• [Problems and tasks]
(1) In the passage on setting output precision in C, what length does it say the format string is very unlikely to exceed?
(2) Print the rows from the line with "url-port: :3000 — [247, 61, 291, 80]" up to and including the line with "toolbar-divider — [552, 57, 553, 83]", character for character.

• [Text passage]
'''

I believe what you are looking for is a way to dynamically change the precision of the output without having to hardcode it.

If you have access to a c99 compiler, you can generate format strings by using snprintf like:

char* format_width(double x, unsigned prec) {
  int fmt_size = snprintf (NULL, 0, "%%.%ulf", prec);
  char* fmt_string = malloc(fmt_size + 1);
  snprintf(fmt_string, fmt_size + 1, "%%.%ulf", prec);
  
  int out_size = snprintf (NULL, 0, fmt_string, x);
  char* out_string = malloc(out_size + 1);
  snprintf(out_string, out_size + 1, fmt_string, x);
  
  free(fmt_string);
  return out_string;
}

Usage could be something like

int main() {   
    double number;
    unsigned prec;
   
    printf("Enter a number: ");  
    
    // reads and stores input
    scanf("%lf", &number);
    
    printf("Enter precision: ");  
    
    // reads and stores precision
    scanf("%u", &prec);
    
    char* result = format_width(number, prec);
    // displays output
    printf("You entered: %s", result);
    
    free(result);
    
    return 0;
}

Demo


Optimizing allocations

In order to avoid too many allocations, one could make use of a buffer of reasonable size to generate the format specifier. For example, it is very unlikely that the fmt_string will ever exceed 15 characters, so we can optimize that part.

'''

• [Records to process]
'''

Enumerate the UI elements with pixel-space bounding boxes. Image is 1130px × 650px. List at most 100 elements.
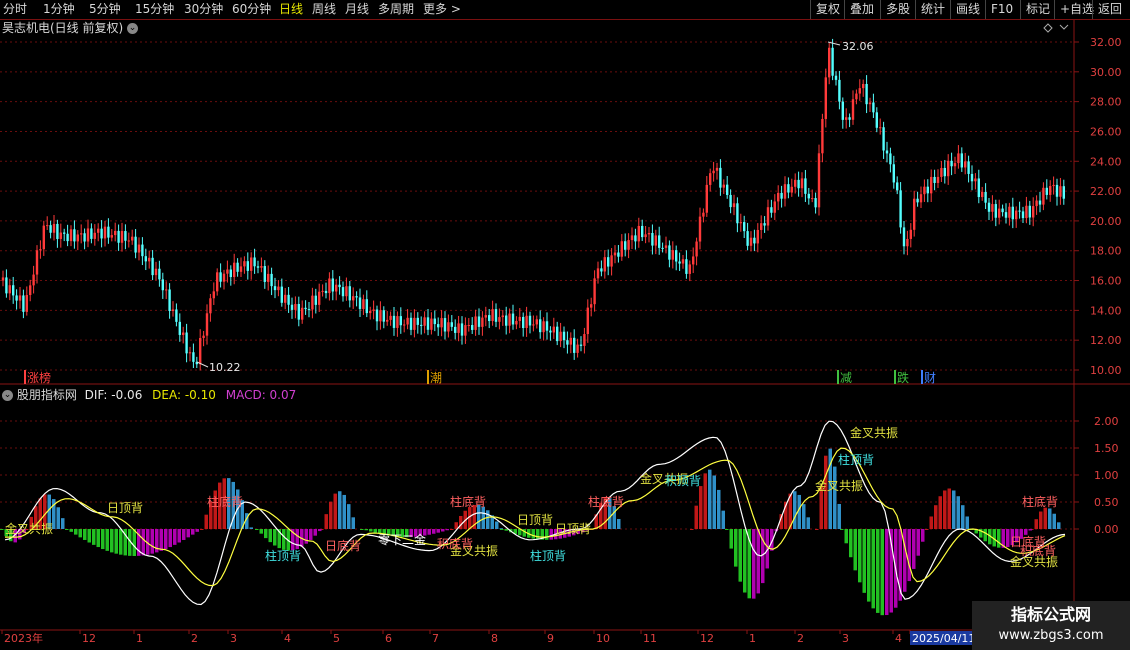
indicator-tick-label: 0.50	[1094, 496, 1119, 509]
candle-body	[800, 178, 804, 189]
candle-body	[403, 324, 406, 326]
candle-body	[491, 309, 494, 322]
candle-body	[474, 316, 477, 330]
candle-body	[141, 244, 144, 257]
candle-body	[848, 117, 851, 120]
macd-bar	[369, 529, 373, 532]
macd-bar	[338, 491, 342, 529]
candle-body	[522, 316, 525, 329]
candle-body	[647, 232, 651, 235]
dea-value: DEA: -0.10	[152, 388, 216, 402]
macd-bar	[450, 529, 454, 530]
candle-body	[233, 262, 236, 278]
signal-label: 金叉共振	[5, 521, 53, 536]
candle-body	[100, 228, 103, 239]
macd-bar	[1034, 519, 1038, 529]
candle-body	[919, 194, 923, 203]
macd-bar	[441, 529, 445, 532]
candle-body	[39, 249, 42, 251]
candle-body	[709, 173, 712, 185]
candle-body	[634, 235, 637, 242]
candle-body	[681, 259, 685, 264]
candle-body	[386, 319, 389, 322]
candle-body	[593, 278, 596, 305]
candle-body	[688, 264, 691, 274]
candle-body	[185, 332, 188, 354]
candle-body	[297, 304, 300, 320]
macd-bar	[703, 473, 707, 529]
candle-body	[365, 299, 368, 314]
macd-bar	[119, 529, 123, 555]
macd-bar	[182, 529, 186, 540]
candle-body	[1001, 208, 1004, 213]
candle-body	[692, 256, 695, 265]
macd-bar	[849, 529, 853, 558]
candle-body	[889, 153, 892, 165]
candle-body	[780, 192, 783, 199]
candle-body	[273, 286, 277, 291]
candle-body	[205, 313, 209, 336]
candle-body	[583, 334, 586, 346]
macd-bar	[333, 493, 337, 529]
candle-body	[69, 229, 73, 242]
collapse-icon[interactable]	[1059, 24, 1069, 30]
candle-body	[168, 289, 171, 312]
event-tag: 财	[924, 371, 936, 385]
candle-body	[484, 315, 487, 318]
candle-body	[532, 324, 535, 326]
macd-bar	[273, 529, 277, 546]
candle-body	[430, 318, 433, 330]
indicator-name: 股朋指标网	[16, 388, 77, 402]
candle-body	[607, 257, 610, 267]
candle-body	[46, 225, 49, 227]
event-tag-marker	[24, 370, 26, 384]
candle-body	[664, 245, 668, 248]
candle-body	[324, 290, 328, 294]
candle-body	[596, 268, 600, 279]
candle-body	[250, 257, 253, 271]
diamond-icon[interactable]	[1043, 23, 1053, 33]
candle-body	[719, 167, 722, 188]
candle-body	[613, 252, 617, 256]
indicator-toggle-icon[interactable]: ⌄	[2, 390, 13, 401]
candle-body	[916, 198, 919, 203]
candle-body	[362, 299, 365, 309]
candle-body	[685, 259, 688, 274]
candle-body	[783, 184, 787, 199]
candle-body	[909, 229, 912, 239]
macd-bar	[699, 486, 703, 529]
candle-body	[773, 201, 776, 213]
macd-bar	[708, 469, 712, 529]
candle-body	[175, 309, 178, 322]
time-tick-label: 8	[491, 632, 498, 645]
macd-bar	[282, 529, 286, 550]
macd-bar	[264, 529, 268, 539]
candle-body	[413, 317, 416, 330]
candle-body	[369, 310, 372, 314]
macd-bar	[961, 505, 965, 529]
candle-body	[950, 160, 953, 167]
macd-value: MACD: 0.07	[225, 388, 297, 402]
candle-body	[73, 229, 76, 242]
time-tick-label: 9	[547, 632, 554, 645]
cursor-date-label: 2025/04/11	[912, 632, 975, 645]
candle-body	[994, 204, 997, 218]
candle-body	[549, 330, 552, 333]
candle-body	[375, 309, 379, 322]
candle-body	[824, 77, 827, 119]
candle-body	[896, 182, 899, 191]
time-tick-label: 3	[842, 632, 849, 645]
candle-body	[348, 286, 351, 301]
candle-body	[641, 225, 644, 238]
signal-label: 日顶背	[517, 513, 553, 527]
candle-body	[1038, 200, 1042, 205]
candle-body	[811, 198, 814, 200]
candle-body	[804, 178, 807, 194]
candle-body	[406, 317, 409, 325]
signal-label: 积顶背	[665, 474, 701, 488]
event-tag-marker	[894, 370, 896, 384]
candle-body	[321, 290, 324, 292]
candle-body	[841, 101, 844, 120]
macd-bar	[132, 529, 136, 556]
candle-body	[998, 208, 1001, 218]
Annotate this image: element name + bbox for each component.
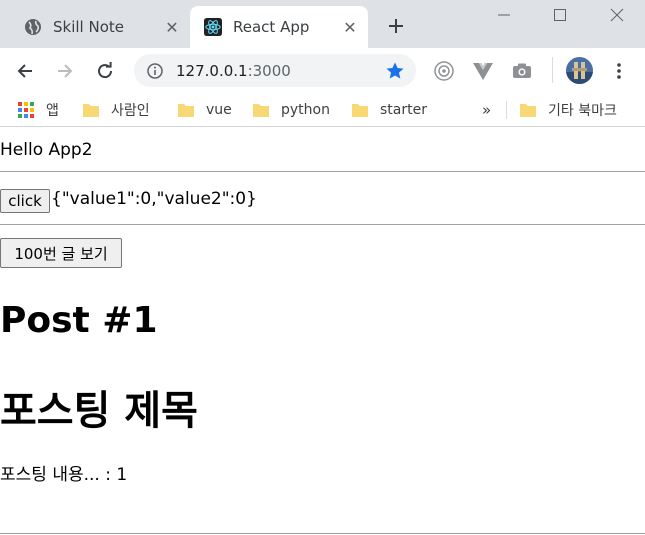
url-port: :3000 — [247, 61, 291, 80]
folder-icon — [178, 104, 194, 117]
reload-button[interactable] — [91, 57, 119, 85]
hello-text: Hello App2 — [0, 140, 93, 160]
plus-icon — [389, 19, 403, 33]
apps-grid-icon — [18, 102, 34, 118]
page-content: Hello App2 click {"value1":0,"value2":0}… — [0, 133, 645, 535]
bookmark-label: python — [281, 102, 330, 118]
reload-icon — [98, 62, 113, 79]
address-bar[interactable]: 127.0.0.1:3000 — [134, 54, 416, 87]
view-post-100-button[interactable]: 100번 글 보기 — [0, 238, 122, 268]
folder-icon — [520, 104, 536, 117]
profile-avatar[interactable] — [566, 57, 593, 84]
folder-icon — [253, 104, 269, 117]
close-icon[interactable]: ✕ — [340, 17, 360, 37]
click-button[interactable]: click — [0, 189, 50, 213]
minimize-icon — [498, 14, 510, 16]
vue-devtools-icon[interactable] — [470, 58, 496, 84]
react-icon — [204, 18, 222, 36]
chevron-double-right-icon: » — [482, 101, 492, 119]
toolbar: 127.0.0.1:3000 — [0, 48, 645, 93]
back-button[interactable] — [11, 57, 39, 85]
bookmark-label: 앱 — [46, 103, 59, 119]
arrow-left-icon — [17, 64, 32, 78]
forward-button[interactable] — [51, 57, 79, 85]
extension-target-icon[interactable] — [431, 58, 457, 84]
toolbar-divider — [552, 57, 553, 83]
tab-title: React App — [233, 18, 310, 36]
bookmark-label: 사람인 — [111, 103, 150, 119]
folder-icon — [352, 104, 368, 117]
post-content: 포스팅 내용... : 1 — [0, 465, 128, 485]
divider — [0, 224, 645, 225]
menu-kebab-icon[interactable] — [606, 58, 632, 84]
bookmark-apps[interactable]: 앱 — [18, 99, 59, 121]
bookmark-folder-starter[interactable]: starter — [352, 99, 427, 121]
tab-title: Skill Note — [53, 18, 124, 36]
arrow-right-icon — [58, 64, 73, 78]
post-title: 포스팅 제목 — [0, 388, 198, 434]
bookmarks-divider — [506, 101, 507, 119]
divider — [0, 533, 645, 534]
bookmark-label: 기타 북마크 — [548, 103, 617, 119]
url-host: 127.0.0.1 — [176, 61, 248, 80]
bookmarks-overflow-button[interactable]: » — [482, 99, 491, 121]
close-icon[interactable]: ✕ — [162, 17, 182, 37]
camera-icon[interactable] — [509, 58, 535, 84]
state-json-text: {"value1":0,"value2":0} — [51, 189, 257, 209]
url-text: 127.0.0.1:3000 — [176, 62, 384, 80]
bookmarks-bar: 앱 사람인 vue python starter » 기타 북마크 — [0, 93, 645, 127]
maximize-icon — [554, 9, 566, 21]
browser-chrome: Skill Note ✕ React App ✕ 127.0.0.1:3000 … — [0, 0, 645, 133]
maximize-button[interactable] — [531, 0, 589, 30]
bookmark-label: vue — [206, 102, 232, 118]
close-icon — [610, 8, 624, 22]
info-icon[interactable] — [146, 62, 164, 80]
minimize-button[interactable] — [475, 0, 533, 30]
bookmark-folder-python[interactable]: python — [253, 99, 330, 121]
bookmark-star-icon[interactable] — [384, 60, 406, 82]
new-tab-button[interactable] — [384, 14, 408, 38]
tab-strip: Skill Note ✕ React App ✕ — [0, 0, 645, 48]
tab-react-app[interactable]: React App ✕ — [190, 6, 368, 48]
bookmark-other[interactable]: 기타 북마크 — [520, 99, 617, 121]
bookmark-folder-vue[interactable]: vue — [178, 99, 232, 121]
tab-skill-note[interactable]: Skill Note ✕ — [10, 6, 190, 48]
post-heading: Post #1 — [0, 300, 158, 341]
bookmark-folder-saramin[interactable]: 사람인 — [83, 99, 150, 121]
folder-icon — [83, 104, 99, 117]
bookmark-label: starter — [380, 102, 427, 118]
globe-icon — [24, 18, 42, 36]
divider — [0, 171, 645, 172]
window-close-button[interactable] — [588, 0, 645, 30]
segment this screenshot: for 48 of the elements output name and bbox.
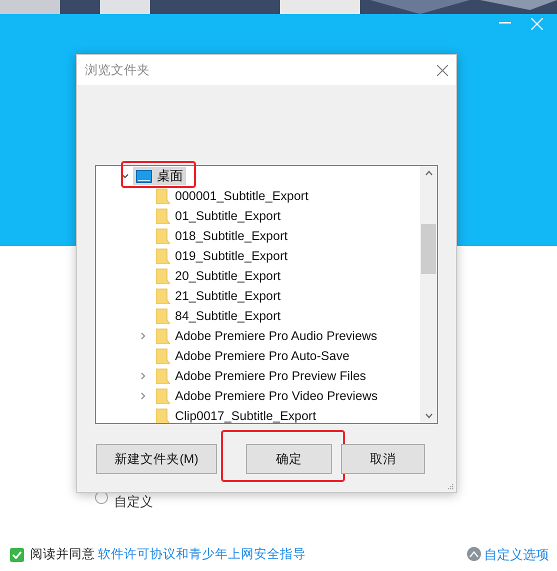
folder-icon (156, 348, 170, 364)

'''

• [Written responses]
(1) 15 characters.

(2)
url-port: :3000 — [247, 61, 291, 80]
folder-icon — [178, 104, 194, 117]
reload-button[interactable] — [91, 57, 119, 85]
hello-text: Hello App2 — [0, 140, 93, 160]
plus-icon — [389, 19, 403, 33]
apps-grid-icon — [18, 102, 34, 118]
page-content: Hello App2 click {"value1":0,"value2":0}… — [0, 133, 645, 535]
bookmark-label: python — [281, 102, 330, 118]
reload-icon — [98, 62, 113, 79]
address-bar[interactable]: 127.0.0.1:3000 — [134, 54, 416, 87]
view-post-100-button[interactable]: 100번 글 보기 — [0, 238, 122, 268]
folder-icon — [520, 104, 536, 117]
profile-avatar[interactable] — [566, 57, 593, 84]
folder-icon — [253, 104, 269, 117]
close-icon[interactable]: ✕ — [340, 17, 360, 37]
click-button[interactable]: click — [0, 189, 50, 213]
minimize-icon — [498, 14, 510, 16]
vue-devtools-icon[interactable] — [470, 58, 496, 84]
react-icon — [204, 18, 222, 36]
chevron-double-right-icon: » — [482, 101, 492, 119]
toolbar: 127.0.0.1:3000 — [0, 48, 645, 93]
back-button[interactable] — [11, 57, 39, 85]
bookmark-label: 앱 — [46, 103, 59, 119]
arrow-left-icon — [17, 64, 32, 78]
forward-button[interactable] — [51, 57, 79, 85]
extension-target-icon[interactable] — [431, 58, 457, 84]
toolbar-divider — [552, 57, 553, 83]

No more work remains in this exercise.